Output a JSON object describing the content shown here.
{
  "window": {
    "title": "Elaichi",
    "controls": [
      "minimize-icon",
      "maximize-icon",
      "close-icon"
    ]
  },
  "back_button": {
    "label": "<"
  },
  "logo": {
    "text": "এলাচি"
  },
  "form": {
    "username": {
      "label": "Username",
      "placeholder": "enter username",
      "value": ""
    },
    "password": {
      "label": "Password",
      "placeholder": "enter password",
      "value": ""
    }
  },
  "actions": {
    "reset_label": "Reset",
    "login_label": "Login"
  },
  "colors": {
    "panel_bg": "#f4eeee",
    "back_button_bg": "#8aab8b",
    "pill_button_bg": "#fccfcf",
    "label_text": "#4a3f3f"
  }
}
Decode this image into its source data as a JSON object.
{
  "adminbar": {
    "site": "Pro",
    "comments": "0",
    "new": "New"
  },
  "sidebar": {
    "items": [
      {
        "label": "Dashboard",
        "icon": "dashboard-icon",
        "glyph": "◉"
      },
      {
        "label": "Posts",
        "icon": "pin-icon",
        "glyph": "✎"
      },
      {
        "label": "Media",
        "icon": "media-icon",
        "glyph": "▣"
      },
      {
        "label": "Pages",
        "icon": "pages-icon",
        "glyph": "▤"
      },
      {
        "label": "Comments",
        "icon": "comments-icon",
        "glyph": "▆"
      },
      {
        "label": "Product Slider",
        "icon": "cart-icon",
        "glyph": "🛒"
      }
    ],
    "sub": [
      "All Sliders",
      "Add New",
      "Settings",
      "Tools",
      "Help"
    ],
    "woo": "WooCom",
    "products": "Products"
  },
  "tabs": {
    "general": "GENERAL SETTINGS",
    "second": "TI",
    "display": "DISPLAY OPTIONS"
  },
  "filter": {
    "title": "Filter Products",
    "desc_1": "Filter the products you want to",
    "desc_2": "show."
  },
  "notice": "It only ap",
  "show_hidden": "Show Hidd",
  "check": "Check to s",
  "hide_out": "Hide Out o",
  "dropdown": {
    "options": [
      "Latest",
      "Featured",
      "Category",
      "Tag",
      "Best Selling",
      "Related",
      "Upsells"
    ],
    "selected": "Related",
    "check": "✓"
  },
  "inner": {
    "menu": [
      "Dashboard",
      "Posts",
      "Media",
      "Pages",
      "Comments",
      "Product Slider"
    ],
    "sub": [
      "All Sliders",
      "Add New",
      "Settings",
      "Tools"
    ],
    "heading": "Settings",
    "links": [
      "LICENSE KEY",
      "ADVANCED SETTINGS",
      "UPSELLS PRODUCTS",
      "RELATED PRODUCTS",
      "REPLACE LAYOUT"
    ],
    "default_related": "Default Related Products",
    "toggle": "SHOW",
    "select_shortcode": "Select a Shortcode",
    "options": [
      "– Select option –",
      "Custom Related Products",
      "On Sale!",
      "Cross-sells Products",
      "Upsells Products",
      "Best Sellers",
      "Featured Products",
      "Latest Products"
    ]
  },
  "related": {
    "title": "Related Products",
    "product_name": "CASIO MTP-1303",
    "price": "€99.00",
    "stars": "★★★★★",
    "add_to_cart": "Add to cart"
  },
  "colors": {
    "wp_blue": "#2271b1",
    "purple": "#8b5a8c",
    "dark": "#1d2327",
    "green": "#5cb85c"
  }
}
..............................
Scan the material above. Copy each line that holds the word "object".

Output a JSON object describing the content shown here.
Decode this image into its source data as a JSON object.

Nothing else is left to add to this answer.